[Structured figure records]
+--
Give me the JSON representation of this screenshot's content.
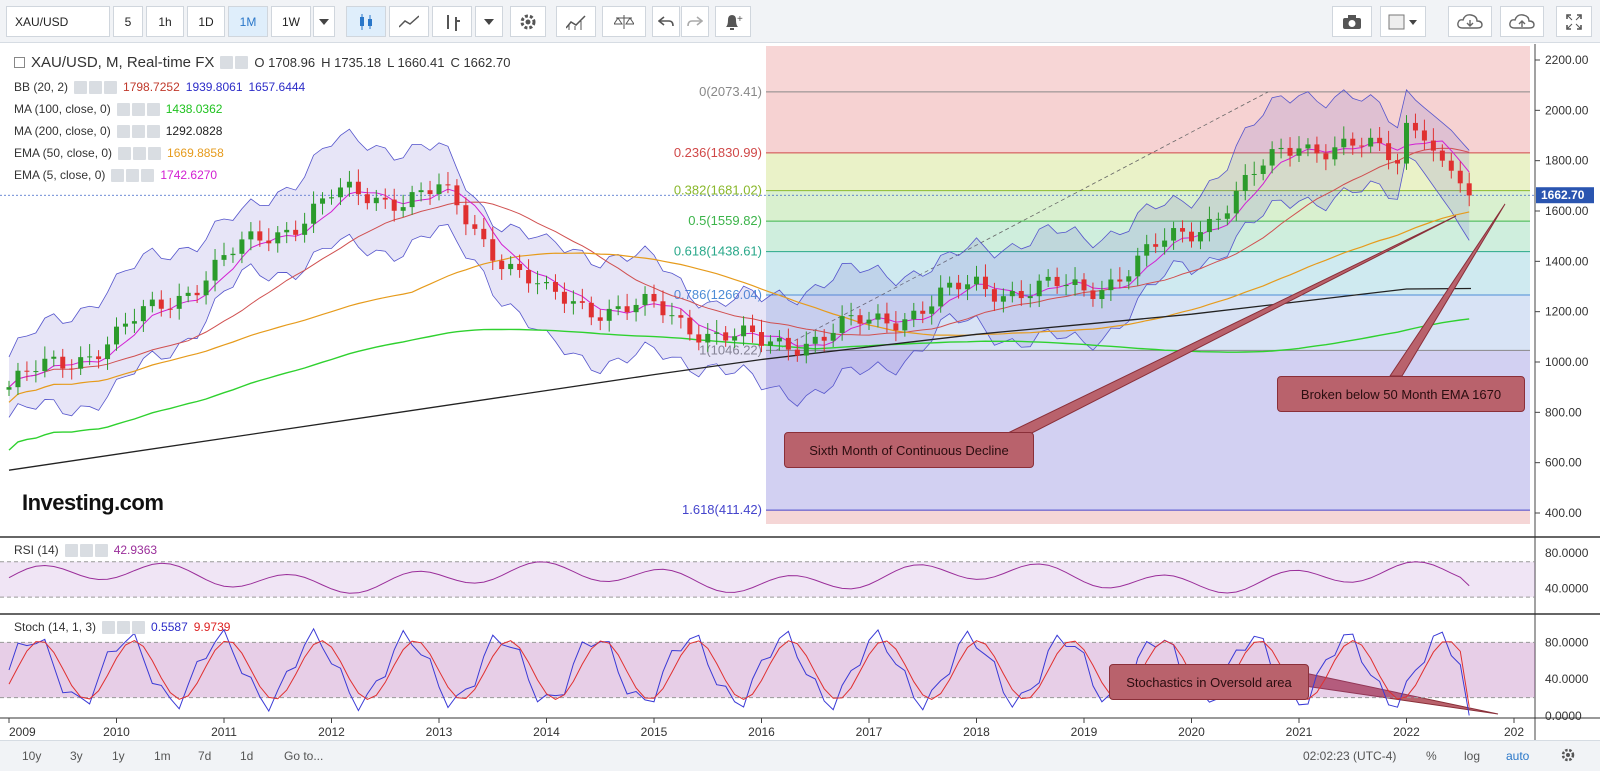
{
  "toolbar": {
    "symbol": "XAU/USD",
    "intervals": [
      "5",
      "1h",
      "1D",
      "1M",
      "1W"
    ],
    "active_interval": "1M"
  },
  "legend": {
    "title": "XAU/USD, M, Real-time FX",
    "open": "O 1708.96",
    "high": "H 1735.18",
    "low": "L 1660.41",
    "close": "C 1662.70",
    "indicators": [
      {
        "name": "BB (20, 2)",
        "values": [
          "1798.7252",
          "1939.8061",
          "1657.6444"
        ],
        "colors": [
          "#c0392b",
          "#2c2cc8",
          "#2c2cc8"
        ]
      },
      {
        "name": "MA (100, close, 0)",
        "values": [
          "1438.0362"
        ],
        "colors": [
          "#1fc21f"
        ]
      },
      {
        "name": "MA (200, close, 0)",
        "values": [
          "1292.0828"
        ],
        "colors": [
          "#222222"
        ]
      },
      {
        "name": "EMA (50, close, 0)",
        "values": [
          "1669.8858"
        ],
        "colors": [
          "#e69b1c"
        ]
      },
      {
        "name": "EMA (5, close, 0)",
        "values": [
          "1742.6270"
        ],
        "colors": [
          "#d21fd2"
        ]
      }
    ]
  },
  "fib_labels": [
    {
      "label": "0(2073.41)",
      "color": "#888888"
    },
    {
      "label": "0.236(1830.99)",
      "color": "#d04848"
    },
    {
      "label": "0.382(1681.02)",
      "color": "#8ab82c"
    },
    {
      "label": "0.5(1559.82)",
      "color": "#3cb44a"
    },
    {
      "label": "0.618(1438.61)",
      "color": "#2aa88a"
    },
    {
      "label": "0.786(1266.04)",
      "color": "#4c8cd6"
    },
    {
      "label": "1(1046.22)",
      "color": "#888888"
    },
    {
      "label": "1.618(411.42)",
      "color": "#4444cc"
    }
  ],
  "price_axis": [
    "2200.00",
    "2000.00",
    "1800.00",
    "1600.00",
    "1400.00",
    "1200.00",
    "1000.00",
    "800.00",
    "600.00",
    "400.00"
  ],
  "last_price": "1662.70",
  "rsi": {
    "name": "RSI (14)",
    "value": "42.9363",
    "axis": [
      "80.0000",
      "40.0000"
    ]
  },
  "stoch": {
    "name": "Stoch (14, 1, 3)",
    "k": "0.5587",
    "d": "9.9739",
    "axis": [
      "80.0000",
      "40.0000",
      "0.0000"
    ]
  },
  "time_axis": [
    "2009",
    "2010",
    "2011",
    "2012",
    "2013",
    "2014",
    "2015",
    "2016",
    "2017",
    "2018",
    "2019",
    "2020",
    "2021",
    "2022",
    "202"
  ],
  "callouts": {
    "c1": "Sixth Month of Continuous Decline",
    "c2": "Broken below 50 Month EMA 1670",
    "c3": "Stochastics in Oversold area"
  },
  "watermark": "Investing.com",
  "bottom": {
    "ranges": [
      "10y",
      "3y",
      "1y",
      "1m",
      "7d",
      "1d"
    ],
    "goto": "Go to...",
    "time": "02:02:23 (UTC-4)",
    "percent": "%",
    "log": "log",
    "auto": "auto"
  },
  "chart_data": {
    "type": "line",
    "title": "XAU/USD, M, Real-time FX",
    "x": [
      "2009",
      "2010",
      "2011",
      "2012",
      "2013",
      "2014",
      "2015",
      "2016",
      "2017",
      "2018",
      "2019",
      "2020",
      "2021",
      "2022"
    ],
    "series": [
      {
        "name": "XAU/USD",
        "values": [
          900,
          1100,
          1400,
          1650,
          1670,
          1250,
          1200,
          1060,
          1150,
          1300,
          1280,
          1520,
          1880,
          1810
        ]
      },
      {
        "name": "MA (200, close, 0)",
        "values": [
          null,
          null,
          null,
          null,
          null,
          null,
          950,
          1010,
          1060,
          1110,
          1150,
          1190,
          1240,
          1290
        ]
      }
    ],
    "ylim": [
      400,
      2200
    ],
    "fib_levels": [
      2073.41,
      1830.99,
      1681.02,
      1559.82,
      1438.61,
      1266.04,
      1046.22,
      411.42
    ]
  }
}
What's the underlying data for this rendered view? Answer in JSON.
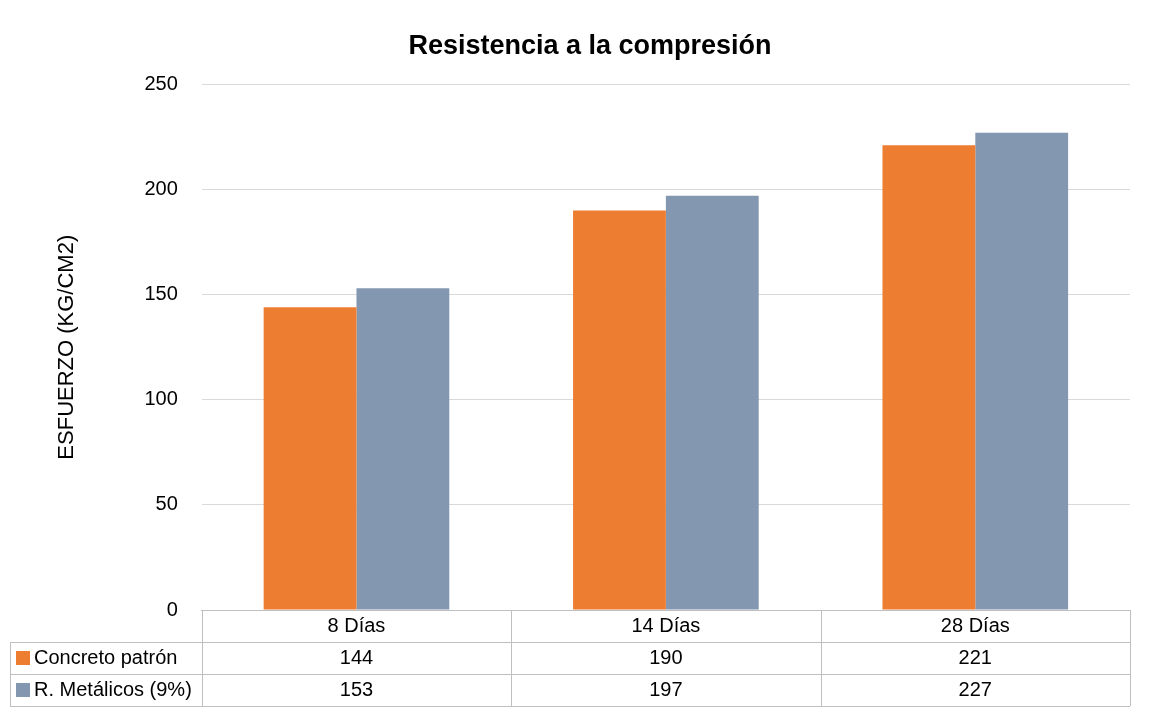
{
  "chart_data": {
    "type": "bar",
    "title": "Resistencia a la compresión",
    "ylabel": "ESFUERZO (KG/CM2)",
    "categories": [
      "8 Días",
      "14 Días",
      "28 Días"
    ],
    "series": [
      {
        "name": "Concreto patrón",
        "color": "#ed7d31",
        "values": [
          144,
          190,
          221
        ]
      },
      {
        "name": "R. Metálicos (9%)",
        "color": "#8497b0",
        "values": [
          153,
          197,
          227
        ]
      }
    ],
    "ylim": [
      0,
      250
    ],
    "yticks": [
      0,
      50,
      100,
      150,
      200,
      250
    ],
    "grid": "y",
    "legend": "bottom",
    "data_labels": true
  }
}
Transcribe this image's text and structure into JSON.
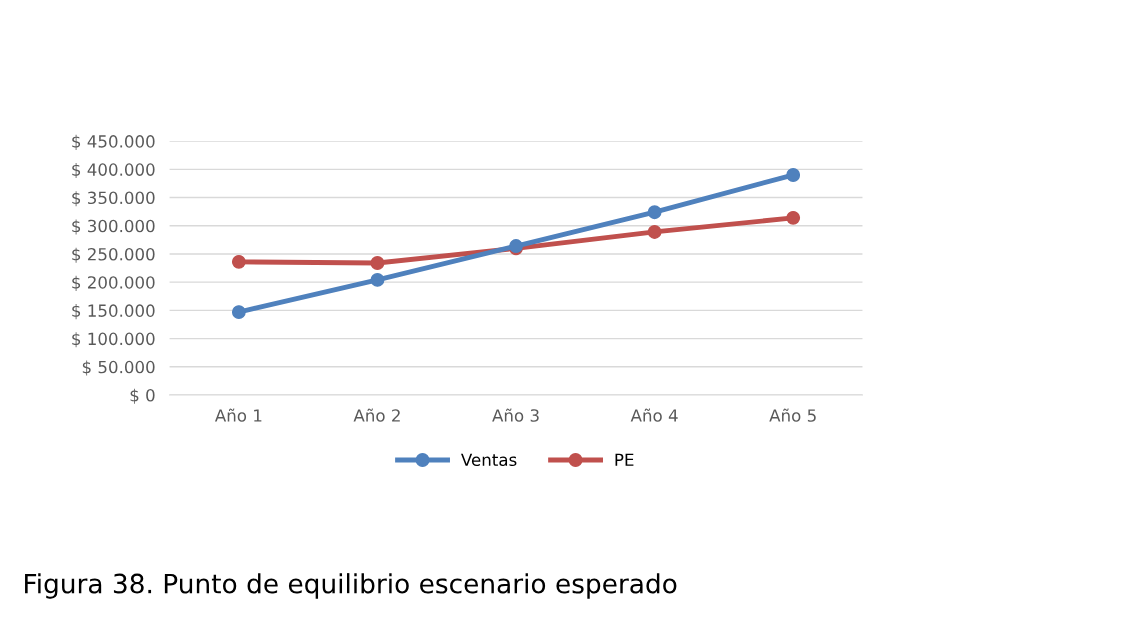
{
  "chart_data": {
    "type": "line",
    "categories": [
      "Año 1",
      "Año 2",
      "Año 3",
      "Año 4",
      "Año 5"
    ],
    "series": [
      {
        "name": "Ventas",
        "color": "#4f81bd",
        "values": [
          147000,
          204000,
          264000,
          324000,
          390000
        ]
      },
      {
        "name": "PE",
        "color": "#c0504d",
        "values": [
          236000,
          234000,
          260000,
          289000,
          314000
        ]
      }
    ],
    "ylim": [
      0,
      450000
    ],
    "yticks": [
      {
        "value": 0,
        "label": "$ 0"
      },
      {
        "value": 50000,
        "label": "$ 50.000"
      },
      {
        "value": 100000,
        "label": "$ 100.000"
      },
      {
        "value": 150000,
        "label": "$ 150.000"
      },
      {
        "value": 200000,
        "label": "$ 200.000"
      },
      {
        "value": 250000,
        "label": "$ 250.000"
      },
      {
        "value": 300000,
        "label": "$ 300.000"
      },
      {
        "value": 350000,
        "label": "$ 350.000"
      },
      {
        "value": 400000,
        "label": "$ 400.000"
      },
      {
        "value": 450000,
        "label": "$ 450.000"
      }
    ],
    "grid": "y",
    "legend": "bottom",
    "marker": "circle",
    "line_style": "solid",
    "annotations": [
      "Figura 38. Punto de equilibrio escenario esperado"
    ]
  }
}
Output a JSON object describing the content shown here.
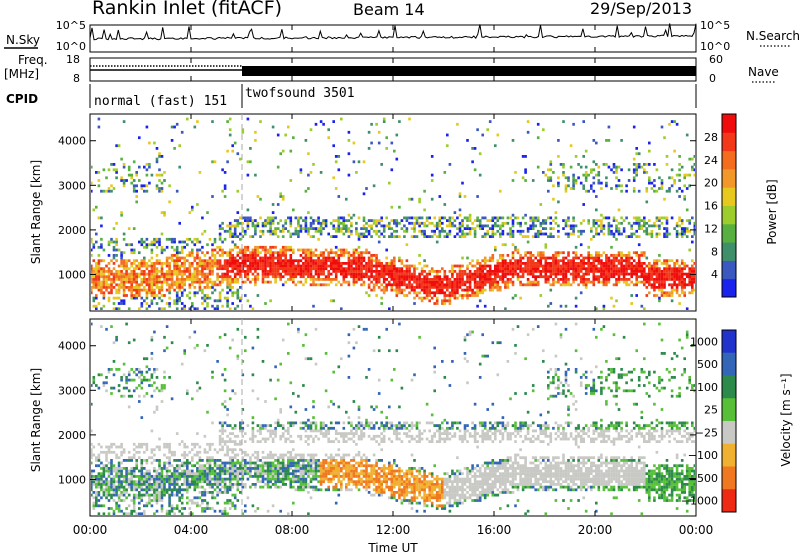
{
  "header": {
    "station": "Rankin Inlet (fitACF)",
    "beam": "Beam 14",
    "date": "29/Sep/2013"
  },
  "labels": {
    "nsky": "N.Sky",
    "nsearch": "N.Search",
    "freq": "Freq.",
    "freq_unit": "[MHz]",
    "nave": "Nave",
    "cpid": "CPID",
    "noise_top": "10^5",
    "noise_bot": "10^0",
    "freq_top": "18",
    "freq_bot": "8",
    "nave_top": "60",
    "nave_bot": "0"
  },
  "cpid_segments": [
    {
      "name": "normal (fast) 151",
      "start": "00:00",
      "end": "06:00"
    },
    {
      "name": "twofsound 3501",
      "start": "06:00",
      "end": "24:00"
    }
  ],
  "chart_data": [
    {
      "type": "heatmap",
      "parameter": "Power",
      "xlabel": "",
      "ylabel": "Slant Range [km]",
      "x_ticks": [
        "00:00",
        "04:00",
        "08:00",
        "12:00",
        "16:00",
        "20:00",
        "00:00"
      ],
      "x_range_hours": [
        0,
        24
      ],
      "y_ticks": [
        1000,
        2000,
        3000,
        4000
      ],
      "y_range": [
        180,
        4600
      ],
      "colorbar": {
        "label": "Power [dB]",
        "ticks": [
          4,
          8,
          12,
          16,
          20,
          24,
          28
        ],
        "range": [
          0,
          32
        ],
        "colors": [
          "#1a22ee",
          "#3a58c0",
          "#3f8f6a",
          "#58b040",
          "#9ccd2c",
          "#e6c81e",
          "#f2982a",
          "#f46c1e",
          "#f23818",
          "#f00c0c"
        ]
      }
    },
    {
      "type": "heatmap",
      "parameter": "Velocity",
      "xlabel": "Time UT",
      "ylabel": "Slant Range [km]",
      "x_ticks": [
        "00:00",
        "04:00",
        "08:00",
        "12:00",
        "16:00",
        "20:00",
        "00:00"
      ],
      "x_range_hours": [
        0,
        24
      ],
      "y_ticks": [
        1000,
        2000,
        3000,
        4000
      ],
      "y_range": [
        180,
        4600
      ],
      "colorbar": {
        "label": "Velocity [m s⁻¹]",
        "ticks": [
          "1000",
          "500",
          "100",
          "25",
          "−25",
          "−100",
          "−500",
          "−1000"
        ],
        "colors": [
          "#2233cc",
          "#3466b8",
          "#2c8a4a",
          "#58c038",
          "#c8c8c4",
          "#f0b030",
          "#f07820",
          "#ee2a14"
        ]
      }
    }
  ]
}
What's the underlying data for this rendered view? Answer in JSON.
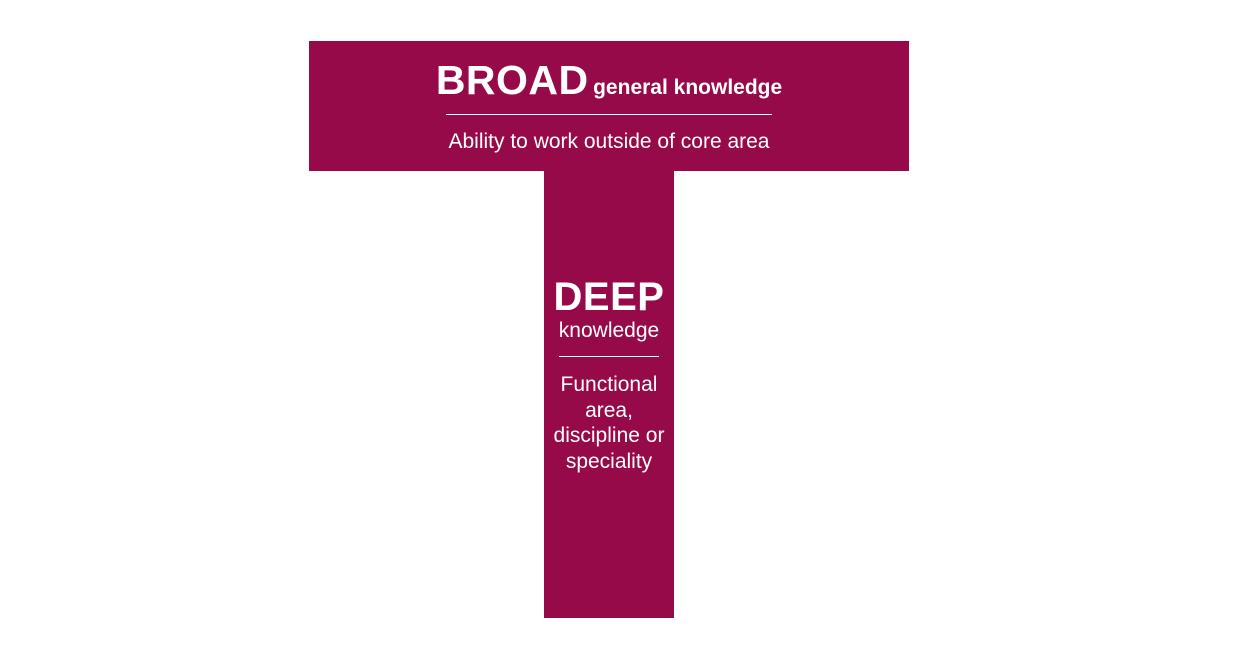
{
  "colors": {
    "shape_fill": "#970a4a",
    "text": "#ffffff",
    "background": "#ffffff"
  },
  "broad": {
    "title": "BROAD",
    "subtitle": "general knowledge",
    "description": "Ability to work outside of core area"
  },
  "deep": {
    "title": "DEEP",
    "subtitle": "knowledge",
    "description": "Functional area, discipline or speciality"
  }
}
+--
For the listing above, identify each line bearing "Velocity".

      "parameter": "Velocity",
        "label": "Velocity [m s⁻¹]",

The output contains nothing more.